[Records supplied Boundary: Start]
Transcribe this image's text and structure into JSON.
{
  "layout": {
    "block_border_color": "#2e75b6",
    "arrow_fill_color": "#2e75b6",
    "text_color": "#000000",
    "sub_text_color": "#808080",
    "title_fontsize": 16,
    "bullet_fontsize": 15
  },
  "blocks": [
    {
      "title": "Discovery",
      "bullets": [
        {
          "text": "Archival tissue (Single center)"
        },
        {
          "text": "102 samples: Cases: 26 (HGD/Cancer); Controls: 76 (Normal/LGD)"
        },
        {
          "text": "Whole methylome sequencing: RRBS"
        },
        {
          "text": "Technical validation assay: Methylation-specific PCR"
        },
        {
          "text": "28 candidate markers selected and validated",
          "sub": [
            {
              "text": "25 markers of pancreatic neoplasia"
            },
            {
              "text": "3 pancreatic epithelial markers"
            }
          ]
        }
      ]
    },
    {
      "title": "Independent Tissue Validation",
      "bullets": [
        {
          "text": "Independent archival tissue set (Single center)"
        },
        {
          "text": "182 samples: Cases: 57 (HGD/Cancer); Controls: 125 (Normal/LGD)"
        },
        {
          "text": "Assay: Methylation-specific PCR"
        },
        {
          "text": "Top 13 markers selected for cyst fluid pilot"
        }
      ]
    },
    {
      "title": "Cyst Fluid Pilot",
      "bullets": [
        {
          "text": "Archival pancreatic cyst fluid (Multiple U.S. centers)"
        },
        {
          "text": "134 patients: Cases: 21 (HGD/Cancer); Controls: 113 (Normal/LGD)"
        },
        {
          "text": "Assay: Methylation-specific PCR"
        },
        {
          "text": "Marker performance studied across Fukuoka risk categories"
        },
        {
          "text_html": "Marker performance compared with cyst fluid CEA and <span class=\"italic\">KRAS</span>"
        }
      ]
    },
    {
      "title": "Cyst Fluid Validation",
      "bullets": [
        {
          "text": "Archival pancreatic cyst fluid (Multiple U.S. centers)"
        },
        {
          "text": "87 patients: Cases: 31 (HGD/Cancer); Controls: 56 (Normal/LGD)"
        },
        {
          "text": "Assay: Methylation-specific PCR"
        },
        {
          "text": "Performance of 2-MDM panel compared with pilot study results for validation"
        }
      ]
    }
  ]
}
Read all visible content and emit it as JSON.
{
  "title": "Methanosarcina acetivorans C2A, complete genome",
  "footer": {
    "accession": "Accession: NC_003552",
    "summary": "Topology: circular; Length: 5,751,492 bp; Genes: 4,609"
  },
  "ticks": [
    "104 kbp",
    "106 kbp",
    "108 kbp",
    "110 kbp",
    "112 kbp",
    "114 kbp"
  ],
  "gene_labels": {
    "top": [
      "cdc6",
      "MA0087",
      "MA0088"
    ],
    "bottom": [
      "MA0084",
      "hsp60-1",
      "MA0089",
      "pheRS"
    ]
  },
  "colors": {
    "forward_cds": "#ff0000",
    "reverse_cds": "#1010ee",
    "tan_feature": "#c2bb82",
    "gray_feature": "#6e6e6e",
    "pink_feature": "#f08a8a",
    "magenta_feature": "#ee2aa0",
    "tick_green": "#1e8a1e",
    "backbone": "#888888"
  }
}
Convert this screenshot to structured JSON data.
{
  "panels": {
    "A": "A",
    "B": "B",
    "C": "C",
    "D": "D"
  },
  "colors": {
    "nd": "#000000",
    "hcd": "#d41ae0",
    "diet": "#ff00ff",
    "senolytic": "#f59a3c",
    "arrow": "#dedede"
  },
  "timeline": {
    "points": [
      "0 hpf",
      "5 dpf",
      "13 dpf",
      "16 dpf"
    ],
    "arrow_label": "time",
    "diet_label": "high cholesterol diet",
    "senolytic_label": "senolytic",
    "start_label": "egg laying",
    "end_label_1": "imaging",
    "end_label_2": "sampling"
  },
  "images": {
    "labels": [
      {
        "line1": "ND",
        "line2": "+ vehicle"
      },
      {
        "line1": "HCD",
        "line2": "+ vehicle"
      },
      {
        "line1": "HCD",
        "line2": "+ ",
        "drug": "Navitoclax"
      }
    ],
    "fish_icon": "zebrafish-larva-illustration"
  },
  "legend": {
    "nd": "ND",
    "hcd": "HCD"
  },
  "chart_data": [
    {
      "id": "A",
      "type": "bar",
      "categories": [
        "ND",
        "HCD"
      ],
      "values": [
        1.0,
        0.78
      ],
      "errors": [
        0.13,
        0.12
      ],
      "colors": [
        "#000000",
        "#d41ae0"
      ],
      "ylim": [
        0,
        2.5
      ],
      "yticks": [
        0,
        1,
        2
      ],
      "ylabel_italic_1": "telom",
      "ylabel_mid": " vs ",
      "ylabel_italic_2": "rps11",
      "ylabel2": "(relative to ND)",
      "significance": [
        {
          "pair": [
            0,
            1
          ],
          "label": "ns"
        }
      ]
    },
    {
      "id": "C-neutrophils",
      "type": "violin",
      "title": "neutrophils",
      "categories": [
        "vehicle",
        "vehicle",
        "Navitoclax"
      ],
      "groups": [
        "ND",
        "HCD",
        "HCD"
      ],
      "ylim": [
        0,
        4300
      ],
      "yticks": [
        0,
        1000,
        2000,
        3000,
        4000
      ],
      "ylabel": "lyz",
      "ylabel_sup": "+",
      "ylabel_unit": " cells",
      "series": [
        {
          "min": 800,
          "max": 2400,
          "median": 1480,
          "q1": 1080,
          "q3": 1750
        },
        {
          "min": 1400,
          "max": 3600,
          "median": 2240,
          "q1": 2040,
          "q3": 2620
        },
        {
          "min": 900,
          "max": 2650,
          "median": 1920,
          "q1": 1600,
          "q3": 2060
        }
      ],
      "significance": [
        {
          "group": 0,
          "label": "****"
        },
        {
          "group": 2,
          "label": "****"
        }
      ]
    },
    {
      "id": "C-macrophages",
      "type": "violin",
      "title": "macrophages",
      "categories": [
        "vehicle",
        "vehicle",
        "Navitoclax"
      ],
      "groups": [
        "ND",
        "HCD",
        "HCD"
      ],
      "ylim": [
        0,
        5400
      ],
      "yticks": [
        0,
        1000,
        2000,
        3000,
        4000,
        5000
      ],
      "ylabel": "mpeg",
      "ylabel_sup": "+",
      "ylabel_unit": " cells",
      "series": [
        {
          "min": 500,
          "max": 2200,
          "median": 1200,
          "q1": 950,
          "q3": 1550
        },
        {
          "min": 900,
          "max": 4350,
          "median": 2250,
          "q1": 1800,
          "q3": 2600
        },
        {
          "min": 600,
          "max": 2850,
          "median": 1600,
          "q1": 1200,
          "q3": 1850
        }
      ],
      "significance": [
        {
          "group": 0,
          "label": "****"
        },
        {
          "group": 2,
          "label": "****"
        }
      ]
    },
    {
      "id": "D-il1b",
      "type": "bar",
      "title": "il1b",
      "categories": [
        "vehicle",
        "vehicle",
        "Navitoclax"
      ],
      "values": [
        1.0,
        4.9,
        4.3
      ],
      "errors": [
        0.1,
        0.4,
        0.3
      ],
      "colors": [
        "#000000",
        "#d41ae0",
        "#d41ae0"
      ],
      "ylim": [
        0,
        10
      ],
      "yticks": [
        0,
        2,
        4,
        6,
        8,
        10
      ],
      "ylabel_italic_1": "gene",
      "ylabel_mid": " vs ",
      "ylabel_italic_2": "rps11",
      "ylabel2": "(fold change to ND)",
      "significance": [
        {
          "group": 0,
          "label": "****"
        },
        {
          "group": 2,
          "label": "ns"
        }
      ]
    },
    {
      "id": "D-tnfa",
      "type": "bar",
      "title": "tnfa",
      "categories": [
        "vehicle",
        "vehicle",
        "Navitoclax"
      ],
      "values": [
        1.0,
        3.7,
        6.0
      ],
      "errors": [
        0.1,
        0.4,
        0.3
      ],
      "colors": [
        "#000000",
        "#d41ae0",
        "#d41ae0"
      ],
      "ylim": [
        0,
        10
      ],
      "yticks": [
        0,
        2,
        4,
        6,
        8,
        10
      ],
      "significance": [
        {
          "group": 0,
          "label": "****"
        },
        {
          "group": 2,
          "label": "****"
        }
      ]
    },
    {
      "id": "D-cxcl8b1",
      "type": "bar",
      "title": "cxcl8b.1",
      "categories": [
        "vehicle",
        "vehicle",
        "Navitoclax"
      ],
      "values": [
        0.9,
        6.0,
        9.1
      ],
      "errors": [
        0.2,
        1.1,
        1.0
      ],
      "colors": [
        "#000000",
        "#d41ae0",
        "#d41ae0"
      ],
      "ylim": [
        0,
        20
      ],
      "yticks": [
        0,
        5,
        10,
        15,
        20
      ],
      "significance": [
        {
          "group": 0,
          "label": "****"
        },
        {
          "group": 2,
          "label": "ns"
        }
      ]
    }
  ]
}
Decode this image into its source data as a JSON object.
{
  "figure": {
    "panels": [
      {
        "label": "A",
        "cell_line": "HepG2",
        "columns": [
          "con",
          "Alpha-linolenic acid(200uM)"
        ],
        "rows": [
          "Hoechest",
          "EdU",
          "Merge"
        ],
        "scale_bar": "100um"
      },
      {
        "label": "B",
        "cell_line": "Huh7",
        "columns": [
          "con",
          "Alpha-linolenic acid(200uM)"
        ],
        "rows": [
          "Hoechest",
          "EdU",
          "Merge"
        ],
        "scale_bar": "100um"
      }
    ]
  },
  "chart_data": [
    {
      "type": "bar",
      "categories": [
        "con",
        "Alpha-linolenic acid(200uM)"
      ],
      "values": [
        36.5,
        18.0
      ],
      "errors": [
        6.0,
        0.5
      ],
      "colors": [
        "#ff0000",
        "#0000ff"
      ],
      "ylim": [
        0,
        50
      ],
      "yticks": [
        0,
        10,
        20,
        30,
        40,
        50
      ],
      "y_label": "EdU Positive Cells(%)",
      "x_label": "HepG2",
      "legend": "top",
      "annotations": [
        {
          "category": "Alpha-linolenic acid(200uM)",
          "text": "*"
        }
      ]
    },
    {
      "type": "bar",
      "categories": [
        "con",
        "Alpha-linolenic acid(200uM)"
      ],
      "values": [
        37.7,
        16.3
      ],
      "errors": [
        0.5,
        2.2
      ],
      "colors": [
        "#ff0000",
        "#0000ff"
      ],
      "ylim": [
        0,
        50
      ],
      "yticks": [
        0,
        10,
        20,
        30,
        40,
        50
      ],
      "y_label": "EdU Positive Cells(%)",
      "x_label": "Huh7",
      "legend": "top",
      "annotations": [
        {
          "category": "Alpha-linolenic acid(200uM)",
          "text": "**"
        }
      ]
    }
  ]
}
[Records supplied Boundary: End]
_Task brief_
The lines to output run from the one containing "Decode this image" to the last line of the entries; give them back exactly.

_Problem solution_
Decode this image into its source data as a JSON object.
{
  "figure": {
    "panels": [
      {
        "label": "A",
        "cell_line": "HepG2",
        "columns": [
          "con",
          "Alpha-linolenic acid(200uM)"
        ],
        "rows": [
          "Hoechest",
          "EdU",
          "Merge"
        ],
        "scale_bar": "100um"
      },
      {
        "label": "B",
        "cell_line": "Huh7",
        "columns": [
          "con",
          "Alpha-linolenic acid(200uM)"
        ],
        "rows": [
          "Hoechest",
          "EdU",
          "Merge"
        ],
        "scale_bar": "100um"
      }
    ]
  },
  "chart_data": [
    {
      "type": "bar",
      "categories": [
        "con",
        "Alpha-linolenic acid(200uM)"
      ],
      "values": [
        36.5,
        18.0
      ],
      "errors": [
        6.0,
        0.5
      ],
      "colors": [
        "#ff0000",
        "#0000ff"
      ],
      "ylim": [
        0,
        50
      ],
      "yticks": [
        0,
        10,
        20,
        30,
        40,
        50
      ],
      "y_label": "EdU Positive Cells(%)",
      "x_label": "HepG2",
      "legend": "top",
      "annotations": [
        {
          "category": "Alpha-linolenic acid(200uM)",
          "text": "*"
        }
      ]
    },
    {
      "type": "bar",
      "categories": [
        "con",
        "Alpha-linolenic acid(200uM)"
      ],
      "values": [
        37.7,
        16.3
      ],
      "errors": [
        0.5,
        2.2
      ],
      "colors": [
        "#ff0000",
        "#0000ff"
      ],
      "ylim": [
        0,
        50
      ],
      "yticks": [
        0,
        10,
        20,
        30,
        40,
        50
      ],
      "y_label": "EdU Positive Cells(%)",
      "x_label": "Huh7",
      "legend": "top",
      "annotations": [
        {
          "category": "Alpha-linolenic acid(200uM)",
          "text": "**"
        }
      ]
    }
  ]
}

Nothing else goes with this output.